## Exercise goal
In the entries, find all lines that hold the word "chevron" and copy them.

## Records for the task
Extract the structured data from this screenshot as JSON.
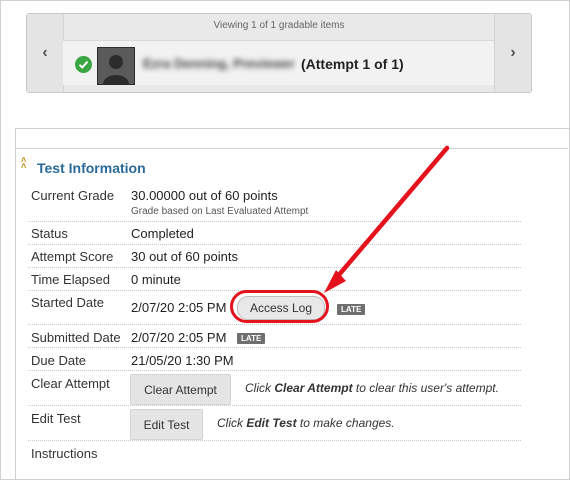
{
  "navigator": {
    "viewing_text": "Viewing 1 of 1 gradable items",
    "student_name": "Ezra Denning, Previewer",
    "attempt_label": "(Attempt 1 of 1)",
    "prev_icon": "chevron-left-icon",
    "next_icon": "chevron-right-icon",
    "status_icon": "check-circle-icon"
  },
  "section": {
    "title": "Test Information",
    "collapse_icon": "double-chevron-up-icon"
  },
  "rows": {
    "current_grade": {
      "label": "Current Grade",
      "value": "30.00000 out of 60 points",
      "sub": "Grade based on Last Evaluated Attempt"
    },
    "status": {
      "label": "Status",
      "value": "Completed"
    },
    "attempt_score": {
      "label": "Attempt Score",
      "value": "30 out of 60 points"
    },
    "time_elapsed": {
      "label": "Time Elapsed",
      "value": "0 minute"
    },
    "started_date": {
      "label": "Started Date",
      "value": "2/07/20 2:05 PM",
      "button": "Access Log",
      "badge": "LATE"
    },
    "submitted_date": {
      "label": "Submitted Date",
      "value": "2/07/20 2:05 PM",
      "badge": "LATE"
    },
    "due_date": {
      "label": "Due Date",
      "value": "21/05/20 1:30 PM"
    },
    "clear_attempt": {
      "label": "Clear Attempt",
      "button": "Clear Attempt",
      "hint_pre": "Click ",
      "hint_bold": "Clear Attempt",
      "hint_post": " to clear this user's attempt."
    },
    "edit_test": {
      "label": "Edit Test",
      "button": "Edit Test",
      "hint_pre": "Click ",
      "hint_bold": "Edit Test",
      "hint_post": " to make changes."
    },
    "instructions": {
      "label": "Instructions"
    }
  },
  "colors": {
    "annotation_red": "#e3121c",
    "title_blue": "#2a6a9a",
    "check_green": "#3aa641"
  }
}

## Output of the exercise
    "prev_icon": "chevron-left-icon",
    "next_icon": "chevron-right-icon",
    "collapse_icon": "double-chevron-up-icon"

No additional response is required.